Records

★ ★ ★ ★ ★

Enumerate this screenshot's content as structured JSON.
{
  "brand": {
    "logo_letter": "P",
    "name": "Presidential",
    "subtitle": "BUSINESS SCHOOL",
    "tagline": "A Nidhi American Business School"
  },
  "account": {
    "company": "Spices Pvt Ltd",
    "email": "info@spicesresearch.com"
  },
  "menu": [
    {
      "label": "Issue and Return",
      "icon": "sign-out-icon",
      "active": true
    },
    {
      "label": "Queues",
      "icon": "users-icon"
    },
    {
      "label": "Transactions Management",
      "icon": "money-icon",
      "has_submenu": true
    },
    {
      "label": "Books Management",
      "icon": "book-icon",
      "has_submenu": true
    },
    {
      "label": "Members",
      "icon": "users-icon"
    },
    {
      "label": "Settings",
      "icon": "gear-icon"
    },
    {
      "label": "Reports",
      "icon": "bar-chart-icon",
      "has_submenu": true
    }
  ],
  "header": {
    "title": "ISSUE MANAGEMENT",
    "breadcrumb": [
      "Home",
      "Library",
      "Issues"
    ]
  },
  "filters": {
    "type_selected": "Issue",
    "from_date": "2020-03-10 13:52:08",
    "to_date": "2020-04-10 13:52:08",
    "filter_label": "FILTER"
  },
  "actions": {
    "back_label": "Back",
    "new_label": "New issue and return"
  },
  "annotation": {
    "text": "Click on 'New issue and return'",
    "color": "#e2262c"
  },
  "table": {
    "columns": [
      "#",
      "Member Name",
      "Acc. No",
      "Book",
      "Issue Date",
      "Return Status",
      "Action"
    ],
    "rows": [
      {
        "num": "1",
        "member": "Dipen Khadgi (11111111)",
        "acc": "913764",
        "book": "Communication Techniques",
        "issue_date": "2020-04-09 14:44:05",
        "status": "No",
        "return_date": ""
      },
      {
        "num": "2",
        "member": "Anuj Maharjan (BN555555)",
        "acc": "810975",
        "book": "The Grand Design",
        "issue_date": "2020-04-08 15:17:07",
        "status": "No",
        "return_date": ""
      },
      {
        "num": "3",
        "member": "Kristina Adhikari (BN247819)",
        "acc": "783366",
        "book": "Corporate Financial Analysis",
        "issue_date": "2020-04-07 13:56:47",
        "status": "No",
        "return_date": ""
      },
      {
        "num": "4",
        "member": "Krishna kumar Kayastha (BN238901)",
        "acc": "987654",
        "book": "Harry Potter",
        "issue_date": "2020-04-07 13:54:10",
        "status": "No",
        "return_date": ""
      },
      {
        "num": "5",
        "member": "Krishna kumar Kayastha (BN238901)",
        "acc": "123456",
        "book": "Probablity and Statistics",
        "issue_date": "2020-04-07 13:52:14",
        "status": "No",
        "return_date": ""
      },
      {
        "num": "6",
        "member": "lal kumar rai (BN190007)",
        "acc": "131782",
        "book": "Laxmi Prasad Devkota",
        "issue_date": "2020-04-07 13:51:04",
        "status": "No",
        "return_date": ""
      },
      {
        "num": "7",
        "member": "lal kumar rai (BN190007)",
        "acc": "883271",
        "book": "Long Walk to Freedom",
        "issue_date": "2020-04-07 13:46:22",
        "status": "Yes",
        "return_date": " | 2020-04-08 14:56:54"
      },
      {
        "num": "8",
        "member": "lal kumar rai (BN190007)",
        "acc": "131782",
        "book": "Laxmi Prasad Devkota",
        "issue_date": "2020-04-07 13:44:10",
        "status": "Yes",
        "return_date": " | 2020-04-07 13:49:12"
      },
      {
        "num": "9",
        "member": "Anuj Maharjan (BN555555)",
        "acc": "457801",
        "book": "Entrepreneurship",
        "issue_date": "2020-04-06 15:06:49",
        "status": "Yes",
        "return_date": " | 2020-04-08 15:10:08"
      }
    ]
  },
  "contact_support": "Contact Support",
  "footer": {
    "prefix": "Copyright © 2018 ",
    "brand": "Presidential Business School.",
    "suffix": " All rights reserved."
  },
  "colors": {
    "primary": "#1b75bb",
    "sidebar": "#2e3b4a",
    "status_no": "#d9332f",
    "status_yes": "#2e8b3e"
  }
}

★ ★ ★ ★ ★

WHAT THE TASK REQUIRES
The full set of records should be duplicated exactly.

THE ANSWER
Enumerate this screenshot's content as structured JSON.
{
  "brand": {
    "logo_letter": "P",
    "name": "Presidential",
    "subtitle": "BUSINESS SCHOOL",
    "tagline": "A Nidhi American Business School"
  },
  "account": {
    "company": "Spices Pvt Ltd",
    "email": "info@spicesresearch.com"
  },
  "menu": [
    {
      "label": "Issue and Return",
      "icon": "sign-out-icon",
      "active": true
    },
    {
      "label": "Queues",
      "icon": "users-icon"
    },
    {
      "label": "Transactions Management",
      "icon": "money-icon",
      "has_submenu": true
    },
    {
      "label": "Books Management",
      "icon": "book-icon",
      "has_submenu": true
    },
    {
      "label": "Members",
      "icon": "users-icon"
    },
    {
      "label": "Settings",
      "icon": "gear-icon"
    },
    {
      "label": "Reports",
      "icon": "bar-chart-icon",
      "has_submenu": true
    }
  ],
  "header": {
    "title": "ISSUE MANAGEMENT",
    "breadcrumb": [
      "Home",
      "Library",
      "Issues"
    ]
  },
  "filters": {
    "type_selected": "Issue",
    "from_date": "2020-03-10 13:52:08",
    "to_date": "2020-04-10 13:52:08",
    "filter_label": "FILTER"
  },
  "actions": {
    "back_label": "Back",
    "new_label": "New issue and return"
  },
  "annotation": {
    "text": "Click on 'New issue and return'",
    "color": "#e2262c"
  },
  "table": {
    "columns": [
      "#",
      "Member Name",
      "Acc. No",
      "Book",
      "Issue Date",
      "Return Status",
      "Action"
    ],
    "rows": [
      {
        "num": "1",
        "member": "Dipen Khadgi (11111111)",
        "acc": "913764",
        "book": "Communication Techniques",
        "issue_date": "2020-04-09 14:44:05",
        "status": "No",
        "return_date": ""
      },
      {
        "num": "2",
        "member": "Anuj Maharjan (BN555555)",
        "acc": "810975",
        "book": "The Grand Design",
        "issue_date": "2020-04-08 15:17:07",
        "status": "No",
        "return_date": ""
      },
      {
        "num": "3",
        "member": "Kristina Adhikari (BN247819)",
        "acc": "783366",
        "book": "Corporate Financial Analysis",
        "issue_date": "2020-04-07 13:56:47",
        "status": "No",
        "return_date": ""
      },
      {
        "num": "4",
        "member": "Krishna kumar Kayastha (BN238901)",
        "acc": "987654",
        "book": "Harry Potter",
        "issue_date": "2020-04-07 13:54:10",
        "status": "No",
        "return_date": ""
      },
      {
        "num": "5",
        "member": "Krishna kumar Kayastha (BN238901)",
        "acc": "123456",
        "book": "Probablity and Statistics",
        "issue_date": "2020-04-07 13:52:14",
        "status": "No",
        "return_date": ""
      },
      {
        "num": "6",
        "member": "lal kumar rai (BN190007)",
        "acc": "131782",
        "book": "Laxmi Prasad Devkota",
        "issue_date": "2020-04-07 13:51:04",
        "status": "No",
        "return_date": ""
      },
      {
        "num": "7",
        "member": "lal kumar rai (BN190007)",
        "acc": "883271",
        "book": "Long Walk to Freedom",
        "issue_date": "2020-04-07 13:46:22",
        "status": "Yes",
        "return_date": " | 2020-04-08 14:56:54"
      },
      {
        "num": "8",
        "member": "lal kumar rai (BN190007)",
        "acc": "131782",
        "book": "Laxmi Prasad Devkota",
        "issue_date": "2020-04-07 13:44:10",
        "status": "Yes",
        "return_date": " | 2020-04-07 13:49:12"
      },
      {
        "num": "9",
        "member": "Anuj Maharjan (BN555555)",
        "acc": "457801",
        "book": "Entrepreneurship",
        "issue_date": "2020-04-06 15:06:49",
        "status": "Yes",
        "return_date": " | 2020-04-08 15:10:08"
      }
    ]
  },
  "contact_support": "Contact Support",
  "footer": {
    "prefix": "Copyright © 2018 ",
    "brand": "Presidential Business School.",
    "suffix": " All rights reserved."
  },
  "colors": {
    "primary": "#1b75bb",
    "sidebar": "#2e3b4a",
    "status_no": "#d9332f",
    "status_yes": "#2e8b3e"
  }
}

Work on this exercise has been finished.